(Stored entries)
┌──

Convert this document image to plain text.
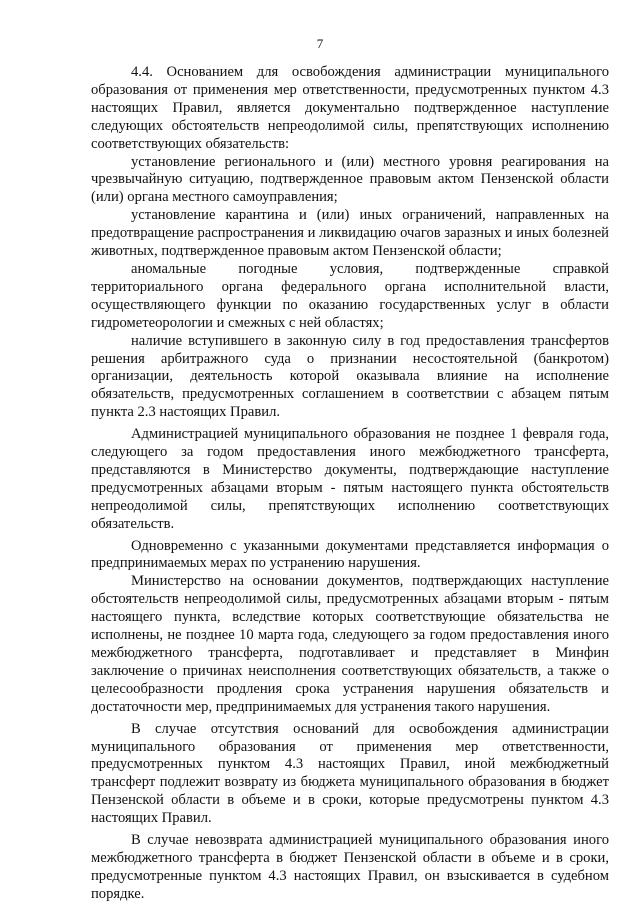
7

4.4. Основанием для освобождения администрации муниципального образования от применения мер ответственности, предусмотренных пунктом 4.3 настоящих Правил, является документально подтвержденное наступление следующих обстоятельств непреодолимой силы, препятствующих исполнению соответствующих обязательств:

установление регионального и (или) местного уровня реагирования на чрезвычайную ситуацию, подтвержденное правовым актом Пензенской области (или) органа местного самоуправления;

установление карантина и (или) иных ограничений, направленных на предотвращение распространения и ликвидацию очагов заразных и иных болезней животных, подтвержденное правовым актом Пензенской области;

аномальные погодные условия, подтвержденные справкой территориального органа федерального органа исполнительной власти, осуществляющего функции по оказанию государственных услуг в области гидрометеорологии и смежных с ней областях;

наличие вступившего в законную силу в год предоставления трансфертов решения арбитражного суда о признании несостоятельной (банкротом) организации, деятельность которой оказывала влияние на исполнение обязательств, предусмотренных соглашением в соответствии с абзацем пятым пункта 2.3 настоящих Правил.

Администрацией муниципального образования не позднее 1 февраля года, следующего за годом предоставления иного межбюджетного трансферта, представляются в Министерство документы, подтверждающие наступление предусмотренных абзацами вторым - пятым настоящего пункта обстоятельств непреодолимой силы, препятствующих исполнению соответствующих обязательств.

Одновременно с указанными документами представляется информация о предпринимаемых мерах по устранению нарушения.

Министерство на основании документов, подтверждающих наступление обстоятельств непреодолимой силы, предусмотренных абзацами вторым - пятым настоящего пункта, вследствие которых соответствующие обязательства не исполнены, не позднее 10 марта года, следующего за годом предоставления иного межбюджетного трансферта, подготавливает и представляет в Минфин заключение о причинах неисполнения соответствующих обязательств, а также о целесообразности продления срока устранения нарушения обязательств и достаточности мер, предпринимаемых для устранения такого нарушения.

В случае отсутствия оснований для освобождения администрации муниципального образования от применения мер ответственности, предусмотренных пунктом 4.3 настоящих Правил, иной межбюджетный трансферт подлежит возврату из бюджета муниципального образования в бюджет Пензенской области в объеме и в сроки, которые предусмотрены пунктом 4.3 настоящих Правил.

В случае невозврата администрацией муниципального образования иного межбюджетного трансферта в бюджет Пензенской области в объеме и в сроки, предусмотренные пунктом 4.3 настоящих Правил, он взыскивается в судебном порядке.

└──

Return all of the entries exactly as written, but drop any pictures they hold.

Convert this document image to plain text.
7

4.4. Основанием для освобождения администрации муниципального образования от применения мер ответственности, предусмотренных пунктом 4.3 настоящих Правил, является документально подтвержденное наступление следующих обстоятельств непреодолимой силы, препятствующих исполнению соответствующих обязательств:

установление регионального и (или) местного уровня реагирования на чрезвычайную ситуацию, подтвержденное правовым актом Пензенской области (или) органа местного самоуправления;

установление карантина и (или) иных ограничений, направленных на предотвращение распространения и ликвидацию очагов заразных и иных болезней животных, подтвержденное правовым актом Пензенской области;

аномальные погодные условия, подтвержденные справкой территориального органа федерального органа исполнительной власти, осуществляющего функции по оказанию государственных услуг в области гидрометеорологии и смежных с ней областях;

наличие вступившего в законную силу в год предоставления трансфертов решения арбитражного суда о признании несостоятельной (банкротом) организации, деятельность которой оказывала влияние на исполнение обязательств, предусмотренных соглашением в соответствии с абзацем пятым пункта 2.3 настоящих Правил.

Администрацией муниципального образования не позднее 1 февраля года, следующего за годом предоставления иного межбюджетного трансферта, представляются в Министерство документы, подтверждающие наступление предусмотренных абзацами вторым - пятым настоящего пункта обстоятельств непреодолимой силы, препятствующих исполнению соответствующих обязательств.

Одновременно с указанными документами представляется информация о предпринимаемых мерах по устранению нарушения.

Министерство на основании документов, подтверждающих наступление обстоятельств непреодолимой силы, предусмотренных абзацами вторым - пятым настоящего пункта, вследствие которых соответствующие обязательства не исполнены, не позднее 10 марта года, следующего за годом предоставления иного межбюджетного трансферта, подготавливает и представляет в Минфин заключение о причинах неисполнения соответствующих обязательств, а также о целесообразности продления срока устранения нарушения обязательств и достаточности мер, предпринимаемых для устранения такого нарушения.

В случае отсутствия оснований для освобождения администрации муниципального образования от применения мер ответственности, предусмотренных пунктом 4.3 настоящих Правил, иной межбюджетный трансферт подлежит возврату из бюджета муниципального образования в бюджет Пензенской области в объеме и в сроки, которые предусмотрены пунктом 4.3 настоящих Правил.

В случае невозврата администрацией муниципального образования иного межбюджетного трансферта в бюджет Пензенской области в объеме и в сроки, предусмотренные пунктом 4.3 настоящих Правил, он взыскивается в судебном порядке.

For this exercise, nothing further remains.